▸ WHAT YOU HAVE TO DO:
Each entry below is to be written out exactly, and the pictures are to be left out.

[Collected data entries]
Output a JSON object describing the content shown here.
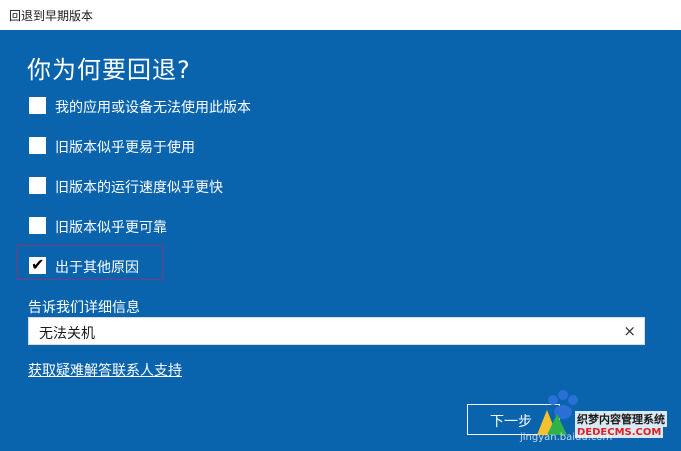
{
  "window": {
    "title": "回退到早期版本"
  },
  "heading": "你为何要回退?",
  "options": [
    {
      "label": "我的应用或设备无法使用此版本",
      "checked": false
    },
    {
      "label": "旧版本似乎更易于使用",
      "checked": false
    },
    {
      "label": "旧版本的运行速度似乎更快",
      "checked": false
    },
    {
      "label": "旧版本似乎更可靠",
      "checked": false
    },
    {
      "label": "出于其他原因",
      "checked": true
    }
  ],
  "details": {
    "label": "告诉我们详细信息",
    "value": "无法关机",
    "clear_icon": "×"
  },
  "help_link": "获取疑难解答联系人支持",
  "buttons": {
    "next": "下一步"
  },
  "watermark": {
    "brand": "织梦内容管理系统",
    "domain": "DEDECMS.COM",
    "url": "jingyan.baidu.com"
  },
  "colors": {
    "background": "#0a64ad",
    "highlight_border": "#7a3a80"
  }
}
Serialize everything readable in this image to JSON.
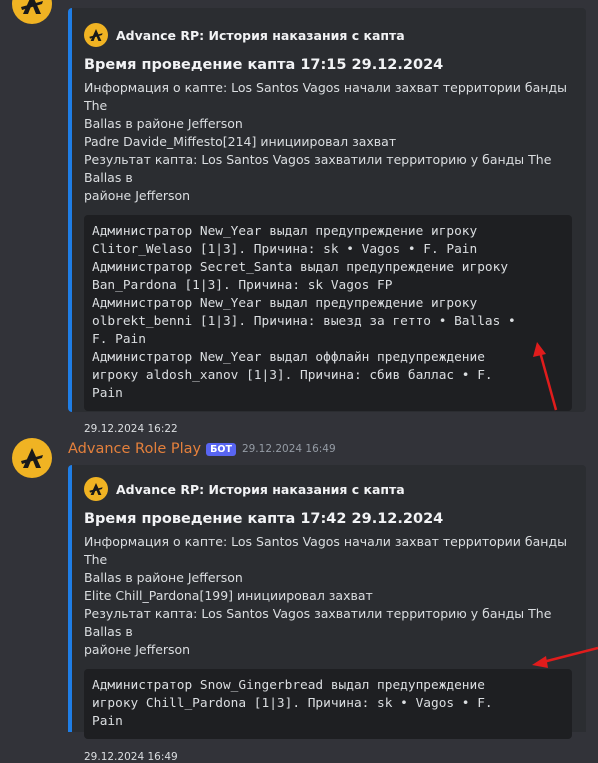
{
  "messages": [
    {
      "embed": {
        "author": "Advance RP: История наказания с капта",
        "title": "Время проведение капта 17:15 29.12.2024",
        "description": "Информация о капте: Los Santos Vagos начали захват территории банды The\nBallas в районе Jefferson\nPadre Davide_Miffesto[214] инициировал захват\nРезультат капта: Los Santos Vagos захватили территорию у банды The Ballas в\nрайоне Jefferson",
        "code": "Администратор New_Year выдал предупреждение игроку\nClitor_Welaso [1|3]. Причина: sk • Vagos • F. Pain\nАдминистратор Secret_Santa выдал предупреждение игроку\nBan_Pardona [1|3]. Причина: sk Vagos FP\nАдминистратор New_Year выдал предупреждение игроку\nolbrekt_benni [1|3]. Причина: выезд за гетто • Ballas •\nF. Pain\nАдминистратор New_Year выдал оффлайн предупреждение\nигроку aldosh_xanov [1|3]. Причина: сбив баллас • F.\nPain",
        "footer": "29.12.2024 16:22"
      }
    },
    {
      "username": "Advance Role Play",
      "bot_tag": "БОТ",
      "timestamp": "29.12.2024 16:49",
      "embed": {
        "author": "Advance RP: История наказания с капта",
        "title": "Время проведение капта 17:42 29.12.2024",
        "description": "Информация о капте: Los Santos Vagos начали захват территории банды The\nBallas в районе Jefferson\nElite Chill_Pardona[199] инициировал захват\nРезультат капта: Los Santos Vagos захватили территорию у банды The Ballas в\nрайоне Jefferson",
        "code": "Администратор Snow_Gingerbread выдал предупреждение\nигроку Chill_Pardona [1|3]. Причина: sk • Vagos • F.\nPain",
        "footer": "29.12.2024 16:49"
      }
    }
  ],
  "colors": {
    "accent": "#1f7ee6",
    "username": "#e4803c",
    "bot_tag": "#5865f2",
    "arrow": "#e01c1c",
    "avatar": "#f0b323"
  }
}
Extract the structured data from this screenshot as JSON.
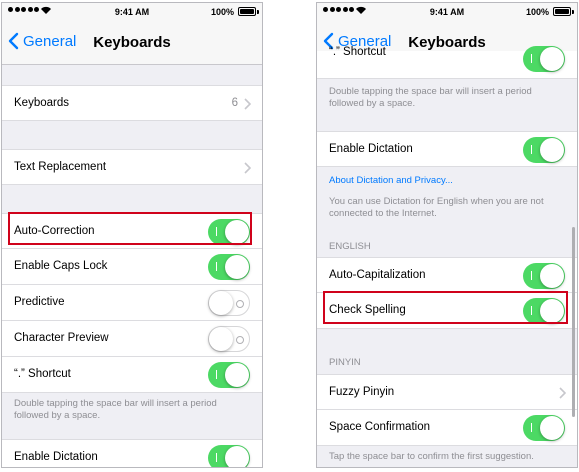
{
  "status_bar": {
    "time": "9:41 AM",
    "battery": "100%"
  },
  "left": {
    "back_label": "General",
    "title": "Keyboards",
    "keyboards_row": {
      "label": "Keyboards",
      "value": "6"
    },
    "text_replacement_label": "Text Replacement",
    "toggles": [
      {
        "label": "Auto-Correction",
        "on": true
      },
      {
        "label": "Enable Caps Lock",
        "on": true
      },
      {
        "label": "Predictive",
        "on": false
      },
      {
        "label": "Character Preview",
        "on": false
      },
      {
        "label": "“.” Shortcut",
        "on": true
      }
    ],
    "shortcut_footer": "Double tapping the space bar will insert a period followed by a space.",
    "dictation_label": "Enable Dictation",
    "dictation_on": true
  },
  "right": {
    "back_label": "General",
    "title": "Keyboards",
    "shortcut_label": "“.” Shortcut",
    "shortcut_on": true,
    "shortcut_footer": "Double tapping the space bar will insert a period followed by a space.",
    "dictation_label": "Enable Dictation",
    "dictation_on": true,
    "dictation_link": "About Dictation and Privacy...",
    "dictation_footer": "You can use Dictation for English when you are not connected to the Internet.",
    "english_header": "ENGLISH",
    "auto_cap_label": "Auto-Capitalization",
    "auto_cap_on": true,
    "check_spelling_label": "Check Spelling",
    "check_spelling_on": true,
    "pinyin_header": "PINYIN",
    "fuzzy_pinyin_label": "Fuzzy Pinyin",
    "space_confirm_label": "Space Confirmation",
    "space_confirm_on": true,
    "space_confirm_footer": "Tap the space bar to confirm the first suggestion."
  },
  "colors": {
    "accent": "#007aff",
    "toggle_on": "#4cd964",
    "highlight": "#d0021b"
  }
}
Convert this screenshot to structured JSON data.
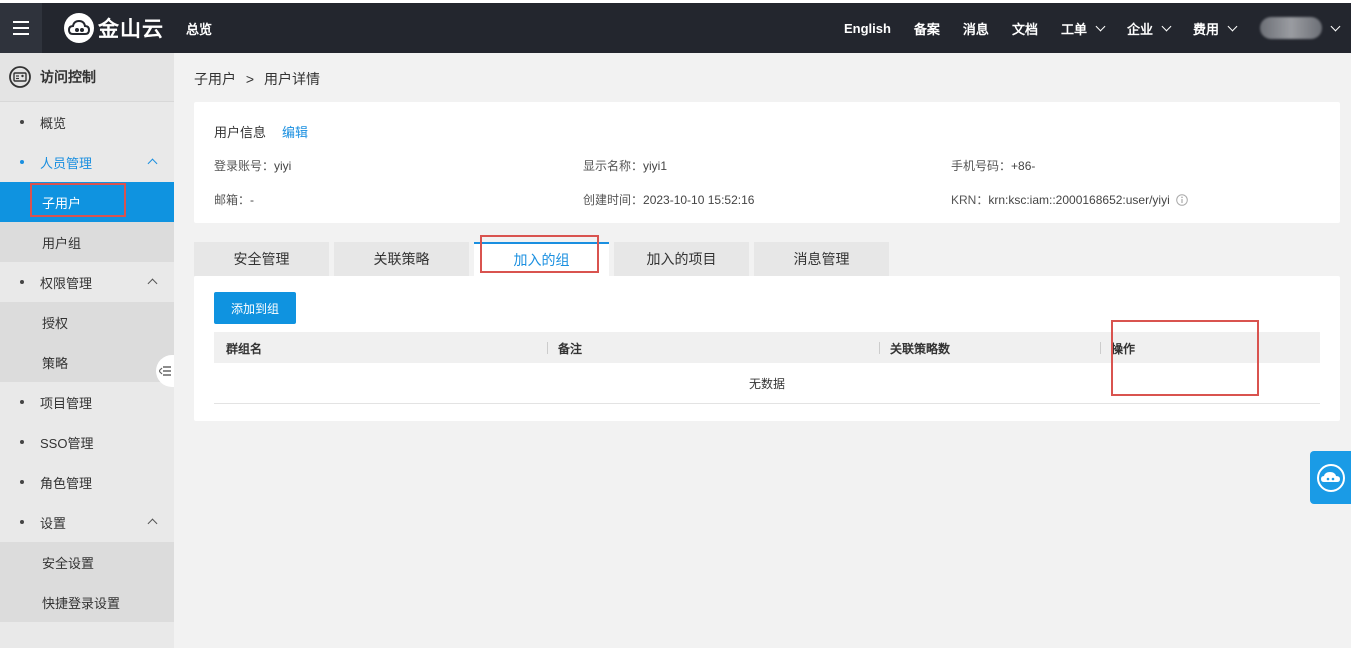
{
  "topbar": {
    "logo_text": "金山云",
    "overview": "总览",
    "links": [
      "English",
      "备案",
      "消息",
      "文档"
    ],
    "dropdowns": [
      "工单",
      "企业",
      "费用"
    ]
  },
  "sidebar": {
    "title": "访问控制",
    "items": {
      "overview": "概览",
      "personnel": "人员管理",
      "subuser": "子用户",
      "usergroup": "用户组",
      "permission": "权限管理",
      "authorize": "授权",
      "policy": "策略",
      "project": "项目管理",
      "sso": "SSO管理",
      "role": "角色管理",
      "settings": "设置",
      "security_settings": "安全设置",
      "quick_login": "快捷登录设置"
    }
  },
  "breadcrumb": {
    "parent": "子用户",
    "separator": ">",
    "current": "用户详情"
  },
  "user_info": {
    "heading": "用户信息",
    "edit": "编辑",
    "login_label": "登录账号：",
    "login_value": "yiyi",
    "display_label": "显示名称：",
    "display_value": "yiyi1",
    "phone_label": "手机号码：",
    "phone_value": "+86-",
    "email_label": "邮箱：",
    "email_value": "-",
    "created_label": "创建时间：",
    "created_value": "2023-10-10 15:52:16",
    "krn_label": "KRN：",
    "krn_value": "krn:ksc:iam::2000168652:user/yiyi"
  },
  "tabs": [
    "安全管理",
    "关联策略",
    "加入的组",
    "加入的项目",
    "消息管理"
  ],
  "active_tab": "加入的组",
  "group_panel": {
    "add_button": "添加到组",
    "columns": [
      "群组名",
      "备注",
      "关联策略数",
      "操作"
    ],
    "empty_text": "无数据"
  },
  "colors": {
    "accent": "#0f93e0",
    "topbar": "#23262e",
    "annotation": "#d9534f"
  }
}
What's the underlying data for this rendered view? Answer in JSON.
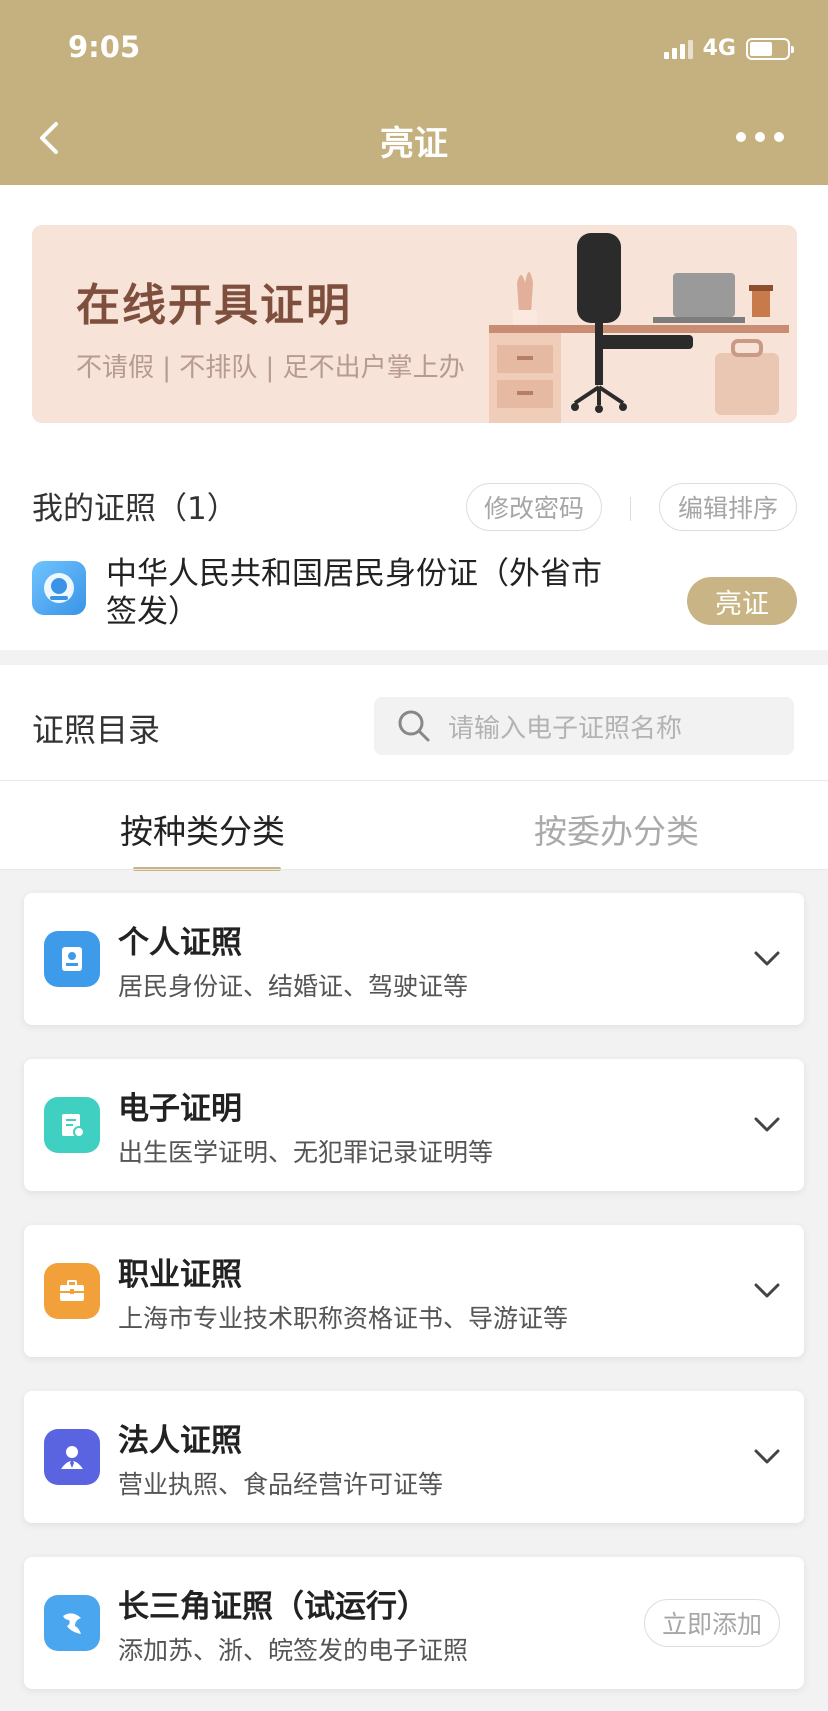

▸ WRITTEN SOLUTION:
Output a JSON object describing the content shown here.
{
  "window": {
    "title": "回退到早期版本"
  },
  "heading": "你为何要回退?",
  "options": [
    {
      "label": "我的应用或设备无法使用此版本",
      "checked": false
    },
    {
      "label": "旧版本似乎更易于使用",
      "checked": false
    },
    {
      "label": "旧版本的运行速度似乎更快",
      "checked": false
    },
    {
      "label": "旧版本似乎更可靠",
      "checked": false
    },
    {
      "label": "出于其他原因",
      "checked": true
    }
  ],
  "details": {
    "label": "告诉我们详细信息",
    "value": "无法关机",
    "clear_icon": "×"
  },
  "help_link": "获取疑难解答联系人支持",
  "buttons": {
    "next": "下一步"
  },
  "watermark": {
    "brand": "织梦内容管理系统",
    "domain": "DEDECMS.COM",
    "url": "jingyan.baidu.com"
  },
  "colors": {
    "background": "#0a64ad",
    "highlight_border": "#7a3a80"
  }
}
Serialize everything readable in this image to JSON.
{
  "messages": [
    {
      "embed": {
        "author": "Advance RP: История наказания с капта",
        "title": "Время проведение капта 17:15 29.12.2024",
        "description": "Информация о капте: Los Santos Vagos начали захват территории банды The\nBallas в районе Jefferson\nPadre Davide_Miffesto[214] инициировал захват\nРезультат капта: Los Santos Vagos захватили территорию у банды The Ballas в\nрайоне Jefferson",
        "code": "Администратор New_Year выдал предупреждение игроку\nClitor_Welaso [1|3]. Причина: sk • Vagos • F. Pain\nАдминистратор Secret_Santa выдал предупреждение игроку\nBan_Pardona [1|3]. Причина: sk Vagos FP\nАдминистратор New_Year выдал предупреждение игроку\nolbrekt_benni [1|3]. Причина: выезд за гетто • Ballas •\nF. Pain\nАдминистратор New_Year выдал оффлайн предупреждение\nигроку aldosh_xanov [1|3]. Причина: сбив баллас • F.\nPain",
        "footer": "29.12.2024 16:22"
      }
    },
    {
      "username": "Advance Role Play",
      "bot_tag": "БОТ",
      "timestamp": "29.12.2024 16:49",
      "embed": {
        "author": "Advance RP: История наказания с капта",
        "title": "Время проведение капта 17:42 29.12.2024",
        "description": "Информация о капте: Los Santos Vagos начали захват территории банды The\nBallas в районе Jefferson\nElite Chill_Pardona[199] инициировал захват\nРезультат капта: Los Santos Vagos захватили территорию у банды The Ballas в\nрайоне Jefferson",
        "code": "Администратор Snow_Gingerbread выдал предупреждение\nигроку Chill_Pardona [1|3]. Причина: sk • Vagos • F.\nPain",
        "footer": "29.12.2024 16:49"
      }
    }
  ],
  "colors": {
    "accent": "#1f7ee6",
    "username": "#e4803c",
    "bot_tag": "#5865f2",
    "arrow": "#e01c1c",
    "avatar": "#f0b323"
  }
}
Extract the structured data from this screenshot as JSON.
{
  "status_bar": {
    "time": "9:41 AM",
    "battery": "100%"
  },
  "left": {
    "back_label": "General",
    "title": "Keyboards",
    "keyboards_row": {
      "label": "Keyboards",
      "value": "6"
    },
    "text_replacement_label": "Text Replacement",
    "toggles": [
      {
        "label": "Auto-Correction",
        "on": true
      },
      {
        "label": "Enable Caps Lock",
        "on": true
      },
      {
        "label": "Predictive",
        "on": false
      },
      {
        "label": "Character Preview",
        "on": false
      },
      {
        "label": "“.” Shortcut",
        "on": true
      }
    ],
    "shortcut_footer": "Double tapping the space bar will insert a period followed by a space.",
    "dictation_label": "Enable Dictation",
    "dictation_on": true
  },
  "right": {
    "back_label": "General",
    "title": "Keyboards",
    "shortcut_label": "“.” Shortcut",
    "shortcut_on": true,
    "shortcut_footer": "Double tapping the space bar will insert a period followed by a space.",
    "dictation_label": "Enable Dictation",
    "dictation_on": true,
    "dictation_link": "About Dictation and Privacy...",
    "dictation_footer": "You can use Dictation for English when you are not connected to the Internet.",
    "english_header": "ENGLISH",
    "auto_cap_label": "Auto-Capitalization",
    "auto_cap_on": true,
    "check_spelling_label": "Check Spelling",
    "check_spelling_on": true,
    "pinyin_header": "PINYIN",
    "fuzzy_pinyin_label": "Fuzzy Pinyin",
    "space_confirm_label": "Space Confirmation",
    "space_confirm_on": true,
    "space_confirm_footer": "Tap the space bar to confirm the first suggestion."
  },
  "colors": {
    "accent": "#007aff",
    "toggle_on": "#4cd964",
    "highlight": "#d0021b"
  }
}
Convert this screenshot to structured JSON data.
{
  "topbar": {
    "logo_text": "金山云",
    "overview": "总览",
    "links": [
      "English",
      "备案",
      "消息",
      "文档"
    ],
    "dropdowns": [
      "工单",
      "企业",
      "费用"
    ]
  },
  "sidebar": {
    "title": "访问控制",
    "items": {
      "overview": "概览",
      "personnel": "人员管理",
      "subuser": "子用户",
      "usergroup": "用户组",
      "permission": "权限管理",
      "authorize": "授权",
      "policy": "策略",
      "project": "项目管理",
      "sso": "SSO管理",
      "role": "角色管理",
      "settings": "设置",
      "security_settings": "安全设置",
      "quick_login": "快捷登录设置"
    }
  },
  "breadcrumb": {
    "parent": "子用户",
    "separator": ">",
    "current": "用户详情"
  },
  "user_info": {
    "heading": "用户信息",
    "edit": "编辑",
    "login_label": "登录账号：",
    "login_value": "yiyi",
    "display_label": "显示名称：",
    "display_value": "yiyi1",
    "phone_label": "手机号码：",
    "phone_value": "+86-",
    "email_label": "邮箱：",
    "email_value": "-",
    "created_label": "创建时间：",
    "created_value": "2023-10-10 15:52:16",
    "krn_label": "KRN：",
    "krn_value": "krn:ksc:iam::2000168652:user/yiyi"
  },
  "tabs": [
    "安全管理",
    "关联策略",
    "加入的组",
    "加入的项目",
    "消息管理"
  ],
  "active_tab": "加入的组",
  "group_panel": {
    "add_button": "添加到组",
    "columns": [
      "群组名",
      "备注",
      "关联策略数",
      "操作"
    ],
    "empty_text": "无数据"
  },
  "colors": {
    "accent": "#0f93e0",
    "topbar": "#23262e",
    "annotation": "#d9534f"
  }
}
What's the underlying data for this rendered view? Answer in JSON.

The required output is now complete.